[start of Dataset extract]

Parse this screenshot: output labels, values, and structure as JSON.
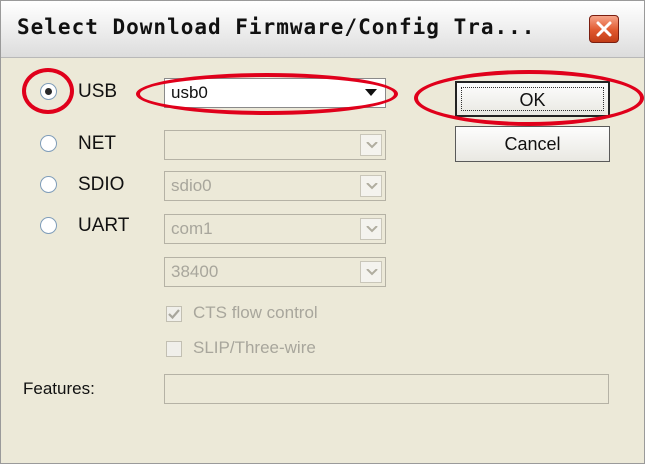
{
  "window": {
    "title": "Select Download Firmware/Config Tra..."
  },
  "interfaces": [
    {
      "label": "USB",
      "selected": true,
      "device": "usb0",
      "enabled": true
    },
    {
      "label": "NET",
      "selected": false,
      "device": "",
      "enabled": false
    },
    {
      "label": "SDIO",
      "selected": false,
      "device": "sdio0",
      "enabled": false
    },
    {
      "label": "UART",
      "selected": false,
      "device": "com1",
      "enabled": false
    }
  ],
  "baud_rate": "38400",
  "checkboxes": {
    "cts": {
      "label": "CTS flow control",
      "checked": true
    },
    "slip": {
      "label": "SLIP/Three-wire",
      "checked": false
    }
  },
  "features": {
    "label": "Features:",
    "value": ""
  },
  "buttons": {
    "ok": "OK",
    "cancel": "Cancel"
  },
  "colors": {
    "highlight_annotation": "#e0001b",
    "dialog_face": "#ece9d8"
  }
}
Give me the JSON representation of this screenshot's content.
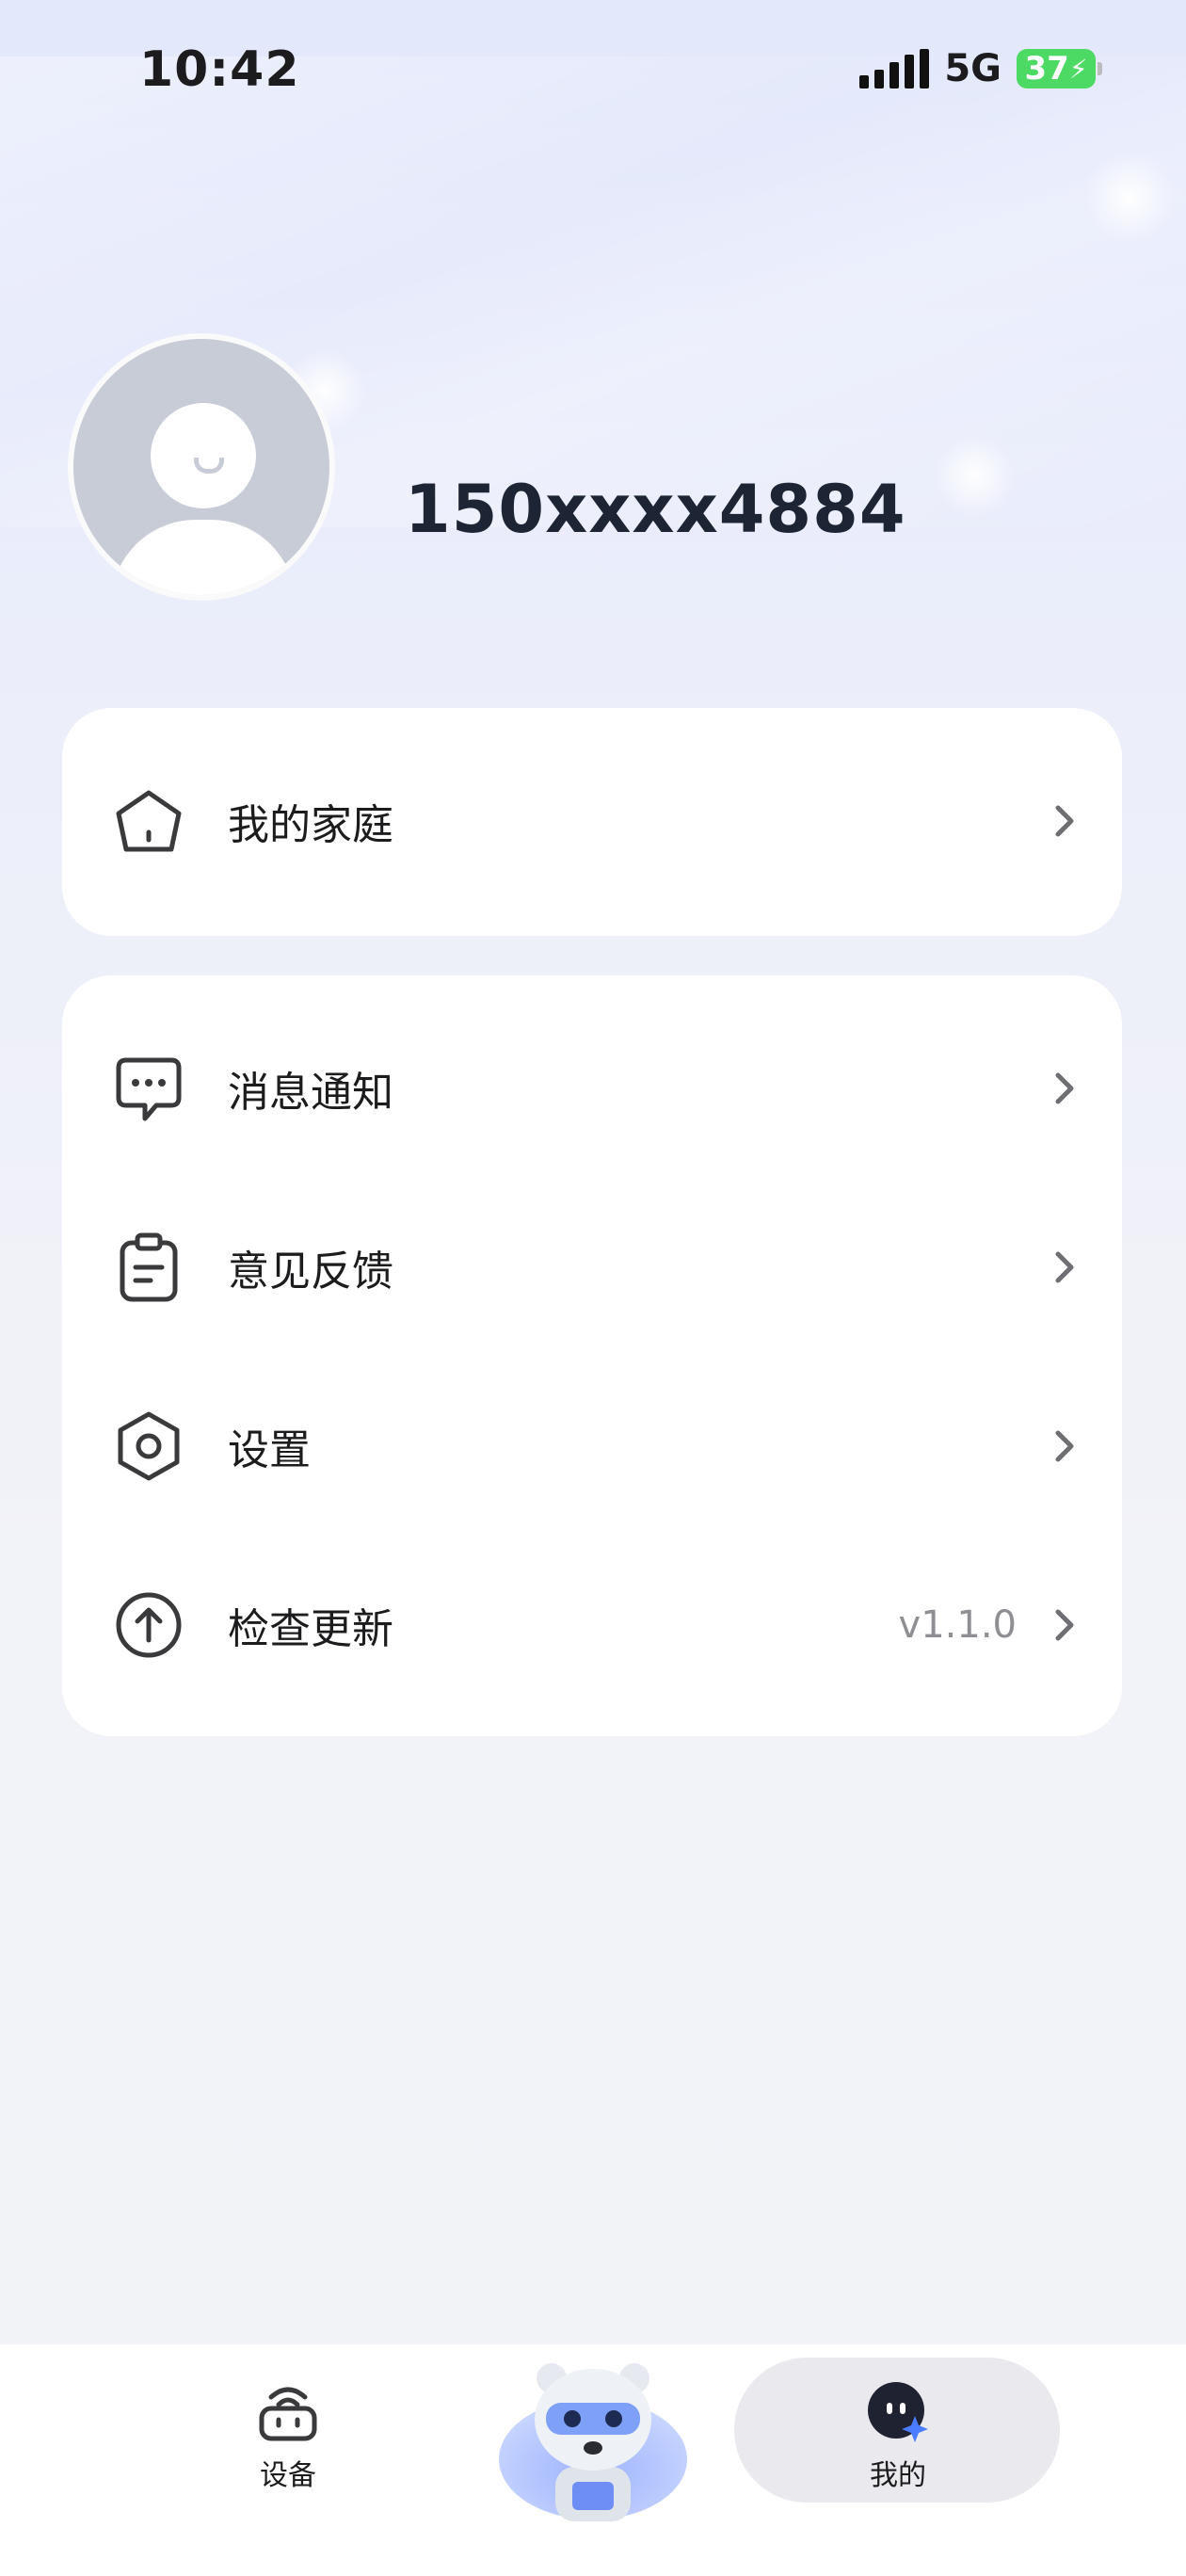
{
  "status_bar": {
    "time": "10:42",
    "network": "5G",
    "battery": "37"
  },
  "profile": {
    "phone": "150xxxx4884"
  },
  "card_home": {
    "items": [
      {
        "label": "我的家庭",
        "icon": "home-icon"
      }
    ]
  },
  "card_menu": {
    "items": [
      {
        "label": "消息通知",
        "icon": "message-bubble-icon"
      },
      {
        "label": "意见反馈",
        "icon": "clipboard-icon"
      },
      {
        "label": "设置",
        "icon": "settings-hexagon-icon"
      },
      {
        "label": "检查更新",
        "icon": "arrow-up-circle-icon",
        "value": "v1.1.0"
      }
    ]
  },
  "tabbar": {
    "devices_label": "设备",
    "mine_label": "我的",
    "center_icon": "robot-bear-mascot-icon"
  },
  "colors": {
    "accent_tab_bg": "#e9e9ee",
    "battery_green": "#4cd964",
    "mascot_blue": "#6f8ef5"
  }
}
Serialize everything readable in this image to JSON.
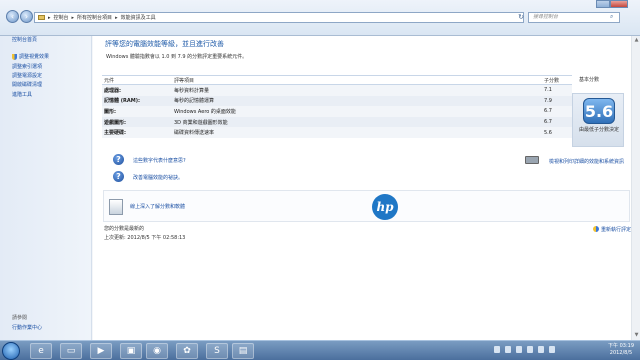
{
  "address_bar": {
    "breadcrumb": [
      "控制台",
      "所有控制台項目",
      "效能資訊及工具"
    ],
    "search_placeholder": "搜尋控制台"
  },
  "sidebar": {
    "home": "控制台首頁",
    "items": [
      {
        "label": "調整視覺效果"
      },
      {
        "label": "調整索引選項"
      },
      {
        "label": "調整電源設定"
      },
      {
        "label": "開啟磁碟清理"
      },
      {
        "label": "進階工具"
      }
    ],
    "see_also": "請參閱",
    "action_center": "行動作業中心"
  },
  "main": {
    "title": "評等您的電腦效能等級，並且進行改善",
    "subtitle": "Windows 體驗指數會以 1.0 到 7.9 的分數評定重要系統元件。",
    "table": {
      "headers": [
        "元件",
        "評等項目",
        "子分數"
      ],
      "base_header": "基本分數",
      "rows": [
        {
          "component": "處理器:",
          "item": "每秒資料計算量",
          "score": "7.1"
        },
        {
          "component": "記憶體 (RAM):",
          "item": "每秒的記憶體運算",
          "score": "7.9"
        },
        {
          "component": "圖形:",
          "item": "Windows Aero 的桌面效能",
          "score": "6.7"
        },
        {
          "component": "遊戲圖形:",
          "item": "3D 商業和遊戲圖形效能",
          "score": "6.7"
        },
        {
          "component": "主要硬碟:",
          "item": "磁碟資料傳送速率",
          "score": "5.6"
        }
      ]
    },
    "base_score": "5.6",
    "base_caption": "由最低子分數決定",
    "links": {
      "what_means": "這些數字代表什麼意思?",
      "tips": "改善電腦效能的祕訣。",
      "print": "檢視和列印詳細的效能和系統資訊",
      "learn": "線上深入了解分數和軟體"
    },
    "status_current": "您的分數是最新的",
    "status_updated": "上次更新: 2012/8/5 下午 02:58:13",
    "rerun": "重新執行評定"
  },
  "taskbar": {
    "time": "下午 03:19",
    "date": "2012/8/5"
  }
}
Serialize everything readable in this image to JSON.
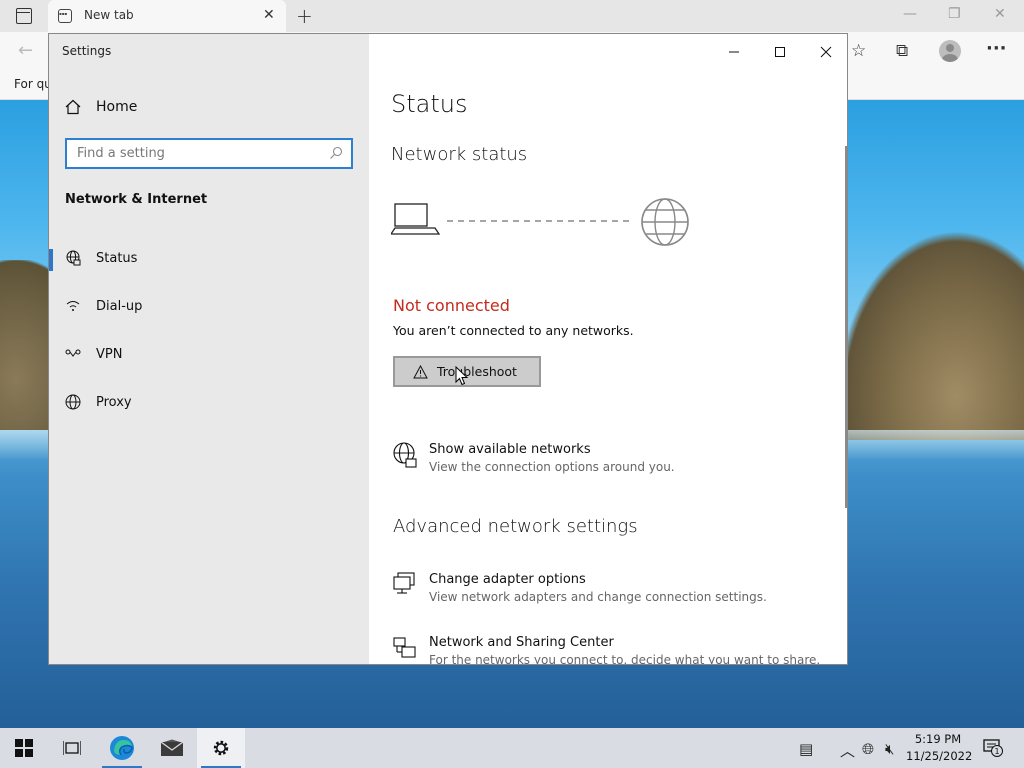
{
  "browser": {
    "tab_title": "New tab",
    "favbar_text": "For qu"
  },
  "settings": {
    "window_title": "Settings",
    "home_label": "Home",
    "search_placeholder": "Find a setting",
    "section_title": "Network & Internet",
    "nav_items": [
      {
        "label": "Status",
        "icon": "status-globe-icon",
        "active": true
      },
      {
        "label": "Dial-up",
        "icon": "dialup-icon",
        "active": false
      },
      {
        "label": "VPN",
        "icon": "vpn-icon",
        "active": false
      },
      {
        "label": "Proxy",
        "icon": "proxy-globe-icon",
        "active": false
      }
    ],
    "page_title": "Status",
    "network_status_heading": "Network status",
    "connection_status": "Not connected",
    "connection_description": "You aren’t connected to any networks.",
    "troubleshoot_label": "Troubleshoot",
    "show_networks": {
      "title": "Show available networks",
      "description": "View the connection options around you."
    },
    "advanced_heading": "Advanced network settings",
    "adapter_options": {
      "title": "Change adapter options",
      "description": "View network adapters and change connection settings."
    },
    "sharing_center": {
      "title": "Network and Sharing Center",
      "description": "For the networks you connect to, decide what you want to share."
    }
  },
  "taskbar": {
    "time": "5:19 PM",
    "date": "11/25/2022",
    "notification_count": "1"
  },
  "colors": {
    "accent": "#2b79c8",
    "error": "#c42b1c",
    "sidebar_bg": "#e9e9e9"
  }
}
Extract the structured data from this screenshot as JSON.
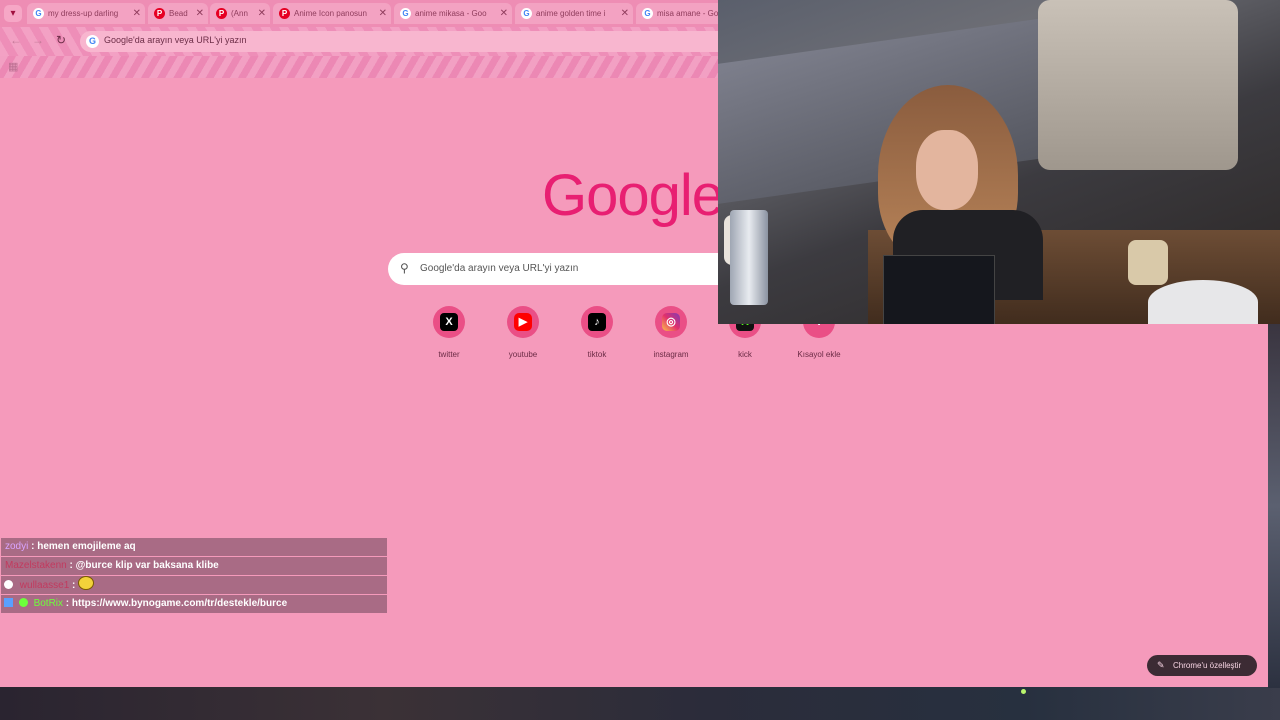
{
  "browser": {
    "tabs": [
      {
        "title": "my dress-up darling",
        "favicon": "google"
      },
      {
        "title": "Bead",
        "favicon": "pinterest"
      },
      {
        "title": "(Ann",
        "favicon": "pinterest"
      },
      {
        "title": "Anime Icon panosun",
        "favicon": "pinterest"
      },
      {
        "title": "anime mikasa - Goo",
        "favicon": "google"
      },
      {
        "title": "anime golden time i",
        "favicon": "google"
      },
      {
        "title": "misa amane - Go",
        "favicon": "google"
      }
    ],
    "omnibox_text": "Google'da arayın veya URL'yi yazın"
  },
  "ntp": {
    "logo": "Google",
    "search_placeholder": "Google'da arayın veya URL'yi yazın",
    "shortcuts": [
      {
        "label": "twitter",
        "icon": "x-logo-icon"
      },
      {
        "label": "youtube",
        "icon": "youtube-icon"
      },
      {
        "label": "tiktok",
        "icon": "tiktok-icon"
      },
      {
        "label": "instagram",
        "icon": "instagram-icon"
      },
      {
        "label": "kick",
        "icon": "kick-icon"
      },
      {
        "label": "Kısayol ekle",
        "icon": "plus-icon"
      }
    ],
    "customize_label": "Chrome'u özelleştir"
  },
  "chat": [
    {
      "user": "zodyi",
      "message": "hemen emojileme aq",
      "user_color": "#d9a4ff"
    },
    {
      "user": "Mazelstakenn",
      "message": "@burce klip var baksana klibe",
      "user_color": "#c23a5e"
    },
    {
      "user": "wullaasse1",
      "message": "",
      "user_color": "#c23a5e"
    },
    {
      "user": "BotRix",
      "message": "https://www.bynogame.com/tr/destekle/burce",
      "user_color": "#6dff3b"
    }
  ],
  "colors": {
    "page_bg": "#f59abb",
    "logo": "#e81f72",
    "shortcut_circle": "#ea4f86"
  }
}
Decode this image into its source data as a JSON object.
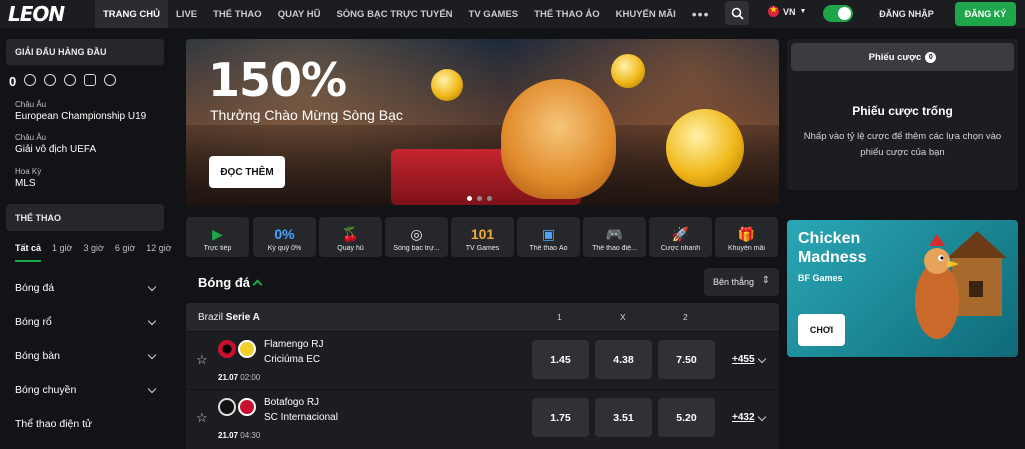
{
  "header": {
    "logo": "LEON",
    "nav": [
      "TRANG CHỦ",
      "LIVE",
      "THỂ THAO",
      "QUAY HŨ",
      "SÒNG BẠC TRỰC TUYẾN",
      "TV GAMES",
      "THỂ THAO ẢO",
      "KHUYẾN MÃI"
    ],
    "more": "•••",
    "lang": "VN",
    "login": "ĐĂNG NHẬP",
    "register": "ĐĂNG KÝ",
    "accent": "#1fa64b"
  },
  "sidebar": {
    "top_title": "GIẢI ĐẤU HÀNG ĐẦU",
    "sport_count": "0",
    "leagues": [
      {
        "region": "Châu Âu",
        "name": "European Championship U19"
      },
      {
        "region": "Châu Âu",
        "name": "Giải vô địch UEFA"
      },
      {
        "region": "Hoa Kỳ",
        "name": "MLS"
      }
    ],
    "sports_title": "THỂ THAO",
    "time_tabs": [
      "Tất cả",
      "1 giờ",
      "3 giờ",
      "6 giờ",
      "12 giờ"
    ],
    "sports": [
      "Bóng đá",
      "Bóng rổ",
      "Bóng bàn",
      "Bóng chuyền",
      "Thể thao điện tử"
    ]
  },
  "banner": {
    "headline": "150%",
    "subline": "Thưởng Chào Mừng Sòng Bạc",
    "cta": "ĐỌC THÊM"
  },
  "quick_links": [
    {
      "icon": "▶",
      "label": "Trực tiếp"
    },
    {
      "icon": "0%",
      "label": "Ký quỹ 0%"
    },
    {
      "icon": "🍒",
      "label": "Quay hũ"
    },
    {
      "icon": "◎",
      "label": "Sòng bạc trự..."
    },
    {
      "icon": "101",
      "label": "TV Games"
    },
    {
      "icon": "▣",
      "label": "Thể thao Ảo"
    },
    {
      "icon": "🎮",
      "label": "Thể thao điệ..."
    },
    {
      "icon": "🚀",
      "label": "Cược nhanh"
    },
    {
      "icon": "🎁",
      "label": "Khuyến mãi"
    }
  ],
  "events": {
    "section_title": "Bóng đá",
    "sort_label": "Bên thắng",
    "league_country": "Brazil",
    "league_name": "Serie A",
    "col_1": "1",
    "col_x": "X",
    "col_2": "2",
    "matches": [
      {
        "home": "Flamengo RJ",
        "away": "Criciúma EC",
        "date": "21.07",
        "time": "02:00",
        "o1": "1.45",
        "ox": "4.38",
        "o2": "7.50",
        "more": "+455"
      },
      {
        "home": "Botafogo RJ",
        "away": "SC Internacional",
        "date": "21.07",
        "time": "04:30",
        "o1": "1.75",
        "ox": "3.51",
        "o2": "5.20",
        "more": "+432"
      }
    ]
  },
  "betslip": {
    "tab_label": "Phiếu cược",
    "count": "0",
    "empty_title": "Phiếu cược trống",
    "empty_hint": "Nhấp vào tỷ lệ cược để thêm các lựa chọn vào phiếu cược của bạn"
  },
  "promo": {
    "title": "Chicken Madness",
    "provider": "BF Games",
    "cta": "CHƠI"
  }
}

[end of Dataset extract]

## Directive
Identify each line in the entries with the word "View" and copy it.

## Response to this exercise
      "description": "View the connection options around you."
      "description": "View network adapters and change connection settings."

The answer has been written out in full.